Retype all the entries word for word, but omit the pictures.

(Extracted records)
________________________

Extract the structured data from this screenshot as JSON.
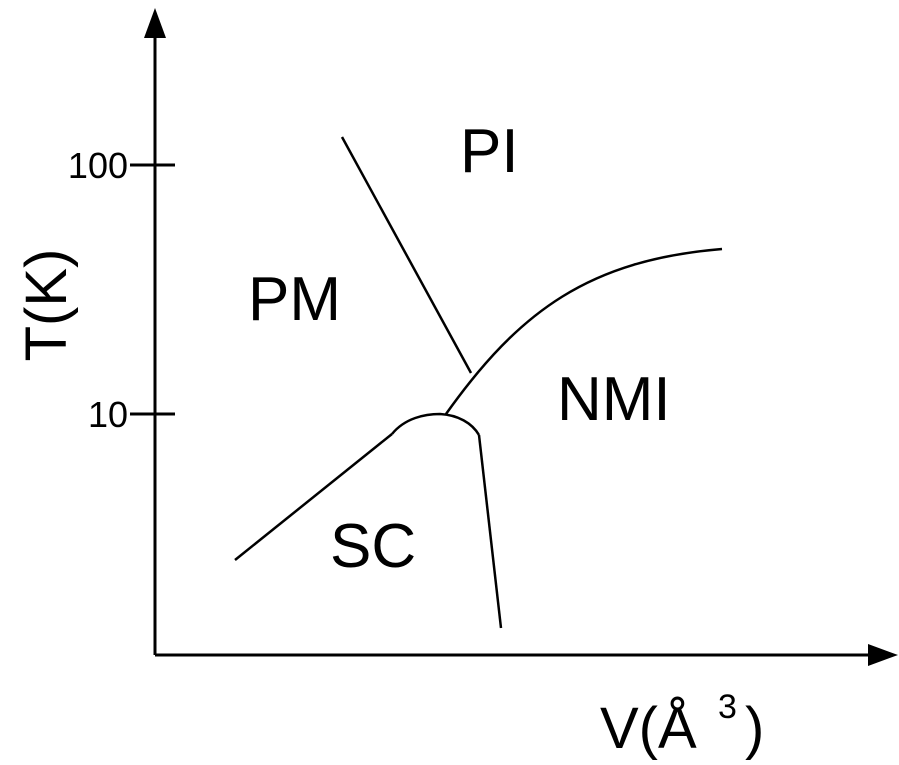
{
  "diagram": {
    "regions": {
      "pi": "PI",
      "pm": "PM",
      "nmi": "NMI",
      "sc": "SC"
    },
    "y_axis": {
      "label": "T(K)",
      "ticks": [
        "100",
        "10"
      ]
    },
    "x_axis": {
      "label_main": "V(Å",
      "label_sup": "3",
      "label_close": ")"
    }
  }
}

________________________

EXERCISE SOLUTION:
Extract the structured data from this screenshot as JSON.
{
  "diagram": {
    "regions": {
      "pi": "PI",
      "pm": "PM",
      "nmi": "NMI",
      "sc": "SC"
    },
    "y_axis": {
      "label": "T(K)",
      "ticks": [
        "100",
        "10"
      ]
    },
    "x_axis": {
      "label_main": "V(Å",
      "label_sup": "3",
      "label_close": ")"
    }
  }
}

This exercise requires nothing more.